Your task is to reproduce the entries below word for word.

[Data extracted from a collection]

┏━━

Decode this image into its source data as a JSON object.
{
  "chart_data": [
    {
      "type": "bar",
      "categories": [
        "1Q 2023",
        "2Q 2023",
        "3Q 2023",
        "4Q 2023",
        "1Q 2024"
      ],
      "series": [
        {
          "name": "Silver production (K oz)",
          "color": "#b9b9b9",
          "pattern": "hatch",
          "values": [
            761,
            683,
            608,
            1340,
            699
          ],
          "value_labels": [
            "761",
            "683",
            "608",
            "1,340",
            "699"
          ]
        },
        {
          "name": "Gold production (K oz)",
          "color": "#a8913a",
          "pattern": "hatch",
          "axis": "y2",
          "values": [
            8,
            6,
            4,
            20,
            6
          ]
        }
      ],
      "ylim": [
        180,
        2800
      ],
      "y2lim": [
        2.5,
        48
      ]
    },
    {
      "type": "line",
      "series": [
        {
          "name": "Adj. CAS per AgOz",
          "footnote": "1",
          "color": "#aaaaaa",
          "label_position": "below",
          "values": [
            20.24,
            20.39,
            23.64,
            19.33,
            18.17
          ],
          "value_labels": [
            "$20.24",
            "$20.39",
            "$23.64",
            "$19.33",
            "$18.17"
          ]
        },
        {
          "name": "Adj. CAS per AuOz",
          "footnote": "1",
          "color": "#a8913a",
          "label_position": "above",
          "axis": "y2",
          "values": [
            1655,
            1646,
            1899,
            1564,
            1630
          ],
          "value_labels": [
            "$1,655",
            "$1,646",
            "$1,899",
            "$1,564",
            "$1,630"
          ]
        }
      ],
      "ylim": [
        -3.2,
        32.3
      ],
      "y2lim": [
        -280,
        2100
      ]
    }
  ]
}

┗━━

§ Reply
Decode this image into its source data as a JSON object.
{
  "chart_data": [
    {
      "type": "bar",
      "categories": [
        "1Q 2023",
        "2Q 2023",
        "3Q 2023",
        "4Q 2023",
        "1Q 2024"
      ],
      "series": [
        {
          "name": "Silver production (K oz)",
          "color": "#b9b9b9",
          "pattern": "hatch",
          "values": [
            761,
            683,
            608,
            1340,
            699
          ],
          "value_labels": [
            "761",
            "683",
            "608",
            "1,340",
            "699"
          ]
        },
        {
          "name": "Gold production (K oz)",
          "color": "#a8913a",
          "pattern": "hatch",
          "axis": "y2",
          "values": [
            8,
            6,
            4,
            20,
            6
          ]
        }
      ],
      "ylim": [
        180,
        2800
      ],
      "y2lim": [
        2.5,
        48
      ]
    },
    {
      "type": "line",
      "series": [
        {
          "name": "Adj. CAS per AgOz",
          "footnote": "1",
          "color": "#aaaaaa",
          "label_position": "below",
          "values": [
            20.24,
            20.39,
            23.64,
            19.33,
            18.17
          ],
          "value_labels": [
            "$20.24",
            "$20.39",
            "$23.64",
            "$19.33",
            "$18.17"
          ]
        },
        {
          "name": "Adj. CAS per AuOz",
          "footnote": "1",
          "color": "#a8913a",
          "label_position": "above",
          "axis": "y2",
          "values": [
            1655,
            1646,
            1899,
            1564,
            1630
          ],
          "value_labels": [
            "$1,655",
            "$1,646",
            "$1,899",
            "$1,564",
            "$1,630"
          ]
        }
      ],
      "ylim": [
        -3.2,
        32.3
      ],
      "y2lim": [
        -280,
        2100
      ]
    }
  ]
}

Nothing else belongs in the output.